_Prompt_
Your answer must consist solely of the number of lines that contain the word "Target".

★ ★ ★ ★ ★ ★ ★

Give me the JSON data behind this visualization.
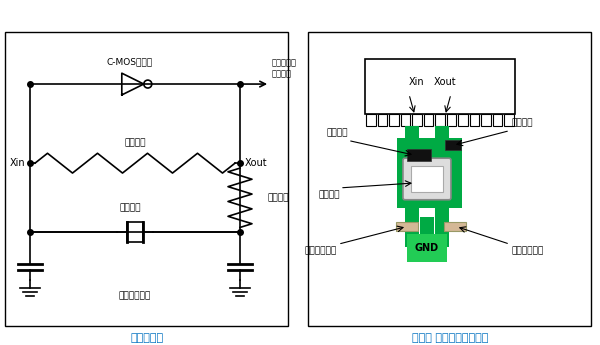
{
  "bg_color": "#ffffff",
  "left_panel": {
    "title": "前振荡电路",
    "title_color": "#0070c0",
    "border": [
      0.02,
      0.05,
      0.46,
      0.88
    ],
    "labels": {
      "xin": "Xin",
      "xout": "Xout",
      "cmos": "C-MOS逆变器",
      "feedback_r": "反馈电阻",
      "crystal": "石英晶体",
      "damping_r": "阻尼电阻",
      "cap": "外部负载电容",
      "next": "进入下一个\n逻辑电路"
    }
  },
  "right_panel": {
    "title": "例如） 零部件的配置例子",
    "title_color": "#0070c0",
    "border": [
      0.51,
      0.05,
      0.97,
      0.88
    ],
    "green_color": "#00aa44",
    "dark_green": "#008833",
    "gnd_color": "#00cc55",
    "black_comp": "#111111",
    "beige_comp": "#d4b896",
    "labels": {
      "xin": "Xin",
      "xout": "Xout",
      "feedback_r": "反馈电阻",
      "crystal": "石英晶体",
      "damping_r": "阻尼电阻",
      "cap_left": "外部负载电容",
      "cap_right": "外部负载电容",
      "gnd": "GND"
    }
  }
}
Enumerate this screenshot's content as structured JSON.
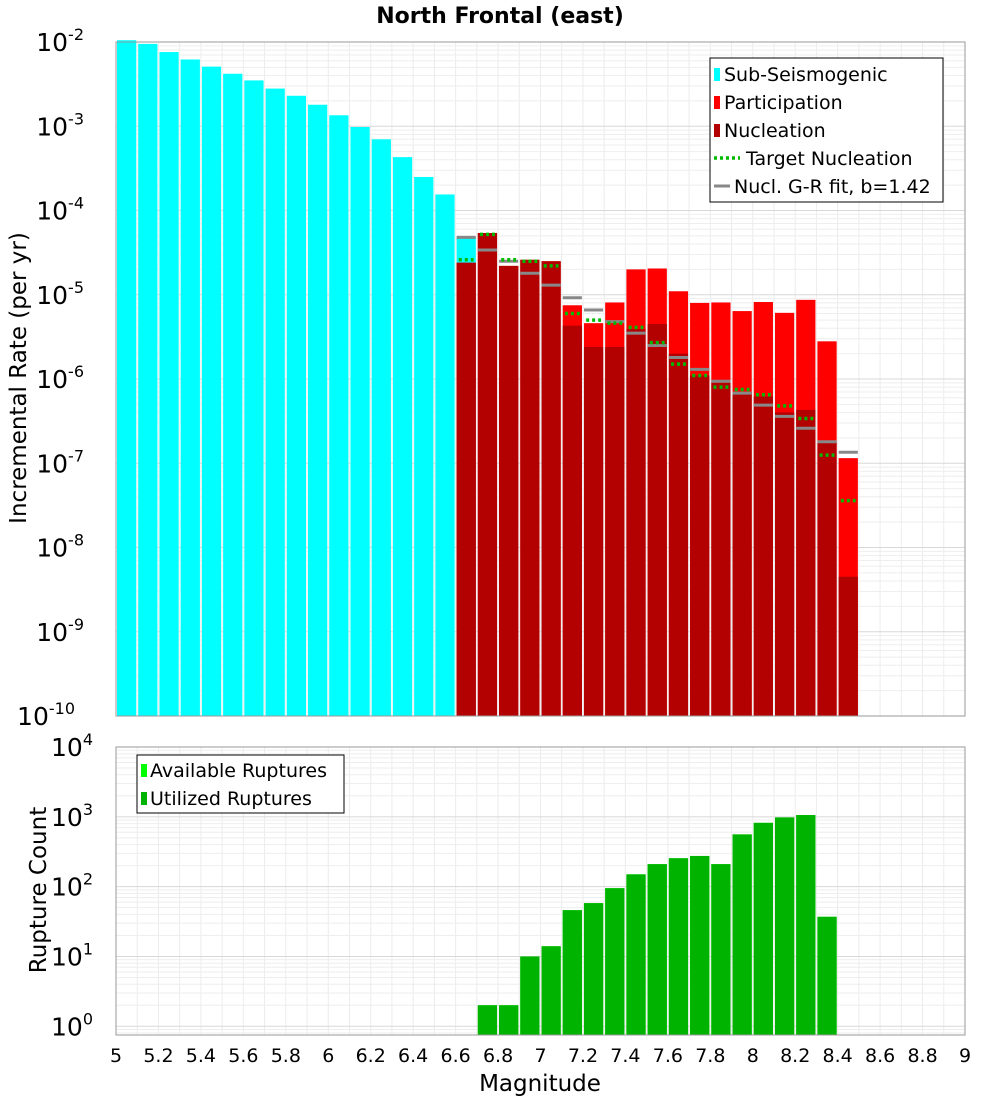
{
  "chart_data": [
    {
      "type": "bar",
      "title": "North Frontal (east)",
      "ylabel": "Incremental Rate (per yr)",
      "xlabel": "",
      "xlim": [
        5,
        9
      ],
      "ylim": [
        1e-10,
        0.01
      ],
      "yscale": "log",
      "ytick_labels": [
        {
          "base": "10",
          "exp": "-2",
          "value": 0.01
        },
        {
          "base": "10",
          "exp": "-3",
          "value": 0.001
        },
        {
          "base": "10",
          "exp": "-4",
          "value": 0.0001
        },
        {
          "base": "10",
          "exp": "-5",
          "value": 1e-05
        },
        {
          "base": "10",
          "exp": "-6",
          "value": 1e-06
        },
        {
          "base": "10",
          "exp": "-7",
          "value": 1e-07
        },
        {
          "base": "10",
          "exp": "-8",
          "value": 1e-08
        },
        {
          "base": "10",
          "exp": "-9",
          "value": 1e-09
        },
        {
          "base": "10",
          "exp": "-10",
          "value": 1e-10
        }
      ],
      "legend_position": "top-right",
      "legend": [
        {
          "label": "Sub-Seismogenic",
          "kind": "bar",
          "color": "#00ffff"
        },
        {
          "label": "Participation",
          "kind": "bar",
          "color": "#ff0000"
        },
        {
          "label": "Nucleation",
          "kind": "bar",
          "color": "#b30000"
        },
        {
          "label": "Target Nucleation",
          "kind": "dotted-line",
          "color": "#00bb00"
        },
        {
          "label": "Nucl. G-R fit, b=1.42",
          "kind": "line",
          "color": "#888888"
        }
      ],
      "bin_width": 0.1,
      "series": [
        {
          "name": "Sub-Seismogenic",
          "color": "#00ffff",
          "x": [
            5.05,
            5.15,
            5.25,
            5.35,
            5.45,
            5.55,
            5.65,
            5.75,
            5.85,
            5.95,
            6.05,
            6.15,
            6.25,
            6.35,
            6.45,
            6.55,
            6.65
          ],
          "values": [
            0.0105,
            0.0095,
            0.0076,
            0.0062,
            0.0051,
            0.0042,
            0.0035,
            0.0028,
            0.0023,
            0.0018,
            0.00135,
            0.00098,
            0.0007,
            0.00043,
            0.00025,
            0.000155,
            4.8e-05
          ]
        },
        {
          "name": "Participation",
          "color": "#ff0000",
          "x": [
            6.65,
            6.75,
            6.85,
            6.95,
            7.05,
            7.15,
            7.25,
            7.35,
            7.45,
            7.55,
            7.65,
            7.75,
            7.85,
            7.95,
            8.05,
            8.15,
            8.25,
            8.35,
            8.45
          ],
          "values": [
            2.4e-05,
            5.4e-05,
            2.2e-05,
            2.6e-05,
            2.5e-05,
            7.5e-06,
            4.6e-06,
            8.1e-06,
            2e-05,
            2.05e-05,
            1.1e-05,
            8e-06,
            8.1e-06,
            6.4e-06,
            8.2e-06,
            6.1e-06,
            8.7e-06,
            2.8e-06,
            1.15e-07
          ]
        },
        {
          "name": "Nucleation",
          "color": "#b30000",
          "x": [
            6.65,
            6.75,
            6.85,
            6.95,
            7.05,
            7.15,
            7.25,
            7.35,
            7.45,
            7.55,
            7.65,
            7.75,
            7.85,
            7.95,
            8.05,
            8.15,
            8.25,
            8.35,
            8.45
          ],
          "values": [
            2.4e-05,
            5.4e-05,
            2.2e-05,
            2.6e-05,
            2.5e-05,
            4.3e-06,
            2.4e-06,
            2.4e-06,
            3.9e-06,
            4.5e-06,
            2e-06,
            1.1e-06,
            9e-07,
            7e-07,
            6.2e-07,
            4e-07,
            4.3e-07,
            1.8e-07,
            4.5e-09
          ]
        },
        {
          "name": "Target Nucleation",
          "color": "#00bb00",
          "x": [
            6.65,
            6.75,
            6.85,
            6.95,
            7.05,
            7.15,
            7.25,
            7.35,
            7.45,
            7.55,
            7.65,
            7.75,
            7.85,
            7.95,
            8.05,
            8.15,
            8.25,
            8.35,
            8.45
          ],
          "values": [
            2.6e-05,
            5.2e-05,
            2.6e-05,
            2.5e-05,
            2.2e-05,
            6e-06,
            5e-06,
            4.6e-06,
            4.1e-06,
            2.7e-06,
            1.5e-06,
            1.1e-06,
            8e-07,
            7.5e-07,
            6.5e-07,
            4.8e-07,
            3.4e-07,
            1.25e-07,
            3.6e-08
          ]
        },
        {
          "name": "Nucl. G-R fit, b=1.42",
          "color": "#888888",
          "x": [
            6.65,
            6.75,
            6.85,
            6.95,
            7.05,
            7.15,
            7.25,
            7.35,
            7.45,
            7.55,
            7.65,
            7.75,
            7.85,
            7.95,
            8.05,
            8.15,
            8.25,
            8.35,
            8.45
          ],
          "values": [
            4.8e-05,
            3.4e-05,
            2.5e-05,
            1.8e-05,
            1.3e-05,
            9.2e-06,
            6.6e-06,
            4.8e-06,
            3.5e-06,
            2.5e-06,
            1.8e-06,
            1.3e-06,
            9.4e-07,
            6.8e-07,
            4.9e-07,
            3.6e-07,
            2.6e-07,
            1.8e-07,
            1.35e-07
          ]
        }
      ]
    },
    {
      "type": "bar",
      "title": "",
      "ylabel": "Rupture Count",
      "xlabel": "Magnitude",
      "xlim": [
        5,
        9
      ],
      "ylim": [
        0.75,
        10000
      ],
      "yscale": "log",
      "xticks": [
        "5",
        "5.2",
        "5.4",
        "5.6",
        "5.8",
        "6",
        "6.2",
        "6.4",
        "6.6",
        "6.8",
        "7",
        "7.2",
        "7.4",
        "7.6",
        "7.8",
        "8",
        "8.2",
        "8.4",
        "8.6",
        "8.8",
        "9"
      ],
      "ytick_labels": [
        {
          "base": "10",
          "exp": "4",
          "value": 10000
        },
        {
          "base": "10",
          "exp": "3",
          "value": 1000
        },
        {
          "base": "10",
          "exp": "2",
          "value": 100
        },
        {
          "base": "10",
          "exp": "1",
          "value": 10
        },
        {
          "base": "10",
          "exp": "0",
          "value": 1
        }
      ],
      "legend_position": "top-left",
      "legend": [
        {
          "label": "Available Ruptures",
          "kind": "bar",
          "color": "#00ff00"
        },
        {
          "label": "Utilized Ruptures",
          "kind": "bar",
          "color": "#00b300"
        }
      ],
      "bin_width": 0.1,
      "series": [
        {
          "name": "Available Ruptures",
          "color": "#00ff00",
          "x": [
            6.75,
            6.85,
            6.95,
            7.05,
            7.15,
            7.25,
            7.35,
            7.45,
            7.55,
            7.65,
            7.75,
            7.85,
            7.95,
            8.05,
            8.15,
            8.25,
            8.35
          ],
          "values": [
            2,
            2,
            10,
            14,
            46,
            58,
            95,
            150,
            210,
            255,
            275,
            210,
            560,
            820,
            980,
            1060,
            37
          ]
        },
        {
          "name": "Utilized Ruptures",
          "color": "#00b300",
          "x": [
            6.75,
            6.85,
            6.95,
            7.05,
            7.15,
            7.25,
            7.35,
            7.45,
            7.55,
            7.65,
            7.75,
            7.85,
            7.95,
            8.05,
            8.15,
            8.25,
            8.35
          ],
          "values": [
            2,
            2,
            10,
            14,
            46,
            58,
            95,
            150,
            210,
            255,
            275,
            210,
            560,
            820,
            980,
            1060,
            37
          ]
        }
      ]
    }
  ]
}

★ ★ ★ ★ ★ ★ ★

_Correct answer_
2